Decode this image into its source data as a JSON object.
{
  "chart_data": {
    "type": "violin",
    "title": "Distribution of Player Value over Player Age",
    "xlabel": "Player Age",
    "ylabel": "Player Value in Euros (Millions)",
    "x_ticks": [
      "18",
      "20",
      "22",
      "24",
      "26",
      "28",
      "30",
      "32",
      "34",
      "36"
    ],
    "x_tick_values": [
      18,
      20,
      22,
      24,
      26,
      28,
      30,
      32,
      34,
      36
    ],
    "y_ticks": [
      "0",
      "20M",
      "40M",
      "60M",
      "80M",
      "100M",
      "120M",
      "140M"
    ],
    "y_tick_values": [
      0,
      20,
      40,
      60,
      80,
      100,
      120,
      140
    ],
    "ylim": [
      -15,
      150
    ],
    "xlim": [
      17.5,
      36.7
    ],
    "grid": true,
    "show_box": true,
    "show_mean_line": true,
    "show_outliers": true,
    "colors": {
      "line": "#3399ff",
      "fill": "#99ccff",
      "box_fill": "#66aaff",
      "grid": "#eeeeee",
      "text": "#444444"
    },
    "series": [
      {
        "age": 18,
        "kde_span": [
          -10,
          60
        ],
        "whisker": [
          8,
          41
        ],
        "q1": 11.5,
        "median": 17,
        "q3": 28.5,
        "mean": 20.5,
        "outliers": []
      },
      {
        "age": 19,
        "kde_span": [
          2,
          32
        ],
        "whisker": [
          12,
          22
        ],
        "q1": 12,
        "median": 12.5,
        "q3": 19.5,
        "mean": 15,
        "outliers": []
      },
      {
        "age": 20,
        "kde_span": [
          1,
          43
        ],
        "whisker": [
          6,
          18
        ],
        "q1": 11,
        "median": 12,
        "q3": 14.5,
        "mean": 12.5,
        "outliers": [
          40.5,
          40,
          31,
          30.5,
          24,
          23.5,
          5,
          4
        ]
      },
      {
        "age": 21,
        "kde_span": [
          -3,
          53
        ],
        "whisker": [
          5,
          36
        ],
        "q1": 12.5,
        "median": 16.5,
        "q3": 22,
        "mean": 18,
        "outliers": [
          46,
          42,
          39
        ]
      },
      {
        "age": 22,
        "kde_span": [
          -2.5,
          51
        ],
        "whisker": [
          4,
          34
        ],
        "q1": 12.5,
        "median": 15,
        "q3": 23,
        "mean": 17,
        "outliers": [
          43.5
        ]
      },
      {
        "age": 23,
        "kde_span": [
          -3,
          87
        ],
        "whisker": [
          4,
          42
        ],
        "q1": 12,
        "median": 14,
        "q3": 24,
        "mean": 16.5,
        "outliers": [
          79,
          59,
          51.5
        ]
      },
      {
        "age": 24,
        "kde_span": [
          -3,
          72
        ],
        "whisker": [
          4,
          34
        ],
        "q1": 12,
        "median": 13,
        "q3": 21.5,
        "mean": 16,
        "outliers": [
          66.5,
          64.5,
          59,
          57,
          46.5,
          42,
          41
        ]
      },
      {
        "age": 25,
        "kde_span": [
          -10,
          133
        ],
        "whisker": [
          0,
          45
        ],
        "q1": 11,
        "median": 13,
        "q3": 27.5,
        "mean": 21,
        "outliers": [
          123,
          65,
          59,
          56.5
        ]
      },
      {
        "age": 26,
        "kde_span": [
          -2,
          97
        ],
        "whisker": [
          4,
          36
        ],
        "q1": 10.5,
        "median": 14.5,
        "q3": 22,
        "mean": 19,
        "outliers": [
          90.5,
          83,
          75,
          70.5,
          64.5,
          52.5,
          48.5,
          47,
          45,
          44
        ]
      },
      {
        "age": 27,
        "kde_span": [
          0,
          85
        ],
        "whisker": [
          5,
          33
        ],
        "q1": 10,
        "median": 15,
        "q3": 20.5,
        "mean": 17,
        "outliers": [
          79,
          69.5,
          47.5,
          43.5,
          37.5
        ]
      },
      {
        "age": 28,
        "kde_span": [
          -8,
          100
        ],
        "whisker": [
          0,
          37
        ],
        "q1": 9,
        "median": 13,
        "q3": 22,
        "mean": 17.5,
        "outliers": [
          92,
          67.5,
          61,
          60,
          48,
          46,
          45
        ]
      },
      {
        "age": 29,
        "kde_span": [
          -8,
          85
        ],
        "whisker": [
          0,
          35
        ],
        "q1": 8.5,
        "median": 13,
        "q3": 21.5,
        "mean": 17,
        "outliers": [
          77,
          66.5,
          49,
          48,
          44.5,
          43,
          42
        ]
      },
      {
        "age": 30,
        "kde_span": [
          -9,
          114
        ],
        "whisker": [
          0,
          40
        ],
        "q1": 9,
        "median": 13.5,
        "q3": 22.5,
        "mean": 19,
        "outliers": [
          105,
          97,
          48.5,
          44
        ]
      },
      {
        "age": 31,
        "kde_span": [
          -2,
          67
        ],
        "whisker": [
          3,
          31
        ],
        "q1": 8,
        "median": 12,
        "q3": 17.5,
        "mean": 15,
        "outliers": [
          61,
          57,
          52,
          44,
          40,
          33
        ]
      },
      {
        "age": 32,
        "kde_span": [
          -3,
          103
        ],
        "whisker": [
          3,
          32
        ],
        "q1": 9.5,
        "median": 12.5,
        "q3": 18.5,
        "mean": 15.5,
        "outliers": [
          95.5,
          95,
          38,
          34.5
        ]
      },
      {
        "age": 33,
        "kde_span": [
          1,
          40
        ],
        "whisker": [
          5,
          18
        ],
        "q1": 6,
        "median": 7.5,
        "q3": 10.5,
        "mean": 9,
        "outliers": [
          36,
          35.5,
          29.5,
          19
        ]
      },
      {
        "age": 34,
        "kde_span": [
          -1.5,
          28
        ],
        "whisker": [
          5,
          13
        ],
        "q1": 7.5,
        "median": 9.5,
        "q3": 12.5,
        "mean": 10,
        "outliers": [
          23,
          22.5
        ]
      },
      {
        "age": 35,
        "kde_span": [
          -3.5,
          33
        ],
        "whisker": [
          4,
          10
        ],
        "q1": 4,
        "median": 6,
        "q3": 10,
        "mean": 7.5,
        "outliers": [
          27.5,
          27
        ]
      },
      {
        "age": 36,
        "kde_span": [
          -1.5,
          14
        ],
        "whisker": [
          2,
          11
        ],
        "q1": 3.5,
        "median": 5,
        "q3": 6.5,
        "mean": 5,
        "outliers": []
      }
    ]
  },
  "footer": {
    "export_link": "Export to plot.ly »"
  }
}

===============

* _Job_
Show every line from the listing above in which the string "true" appears.

* _Correct answer_
    "grid": true,
    "show_box": true,
    "show_mean_line": true,
    "show_outliers": true,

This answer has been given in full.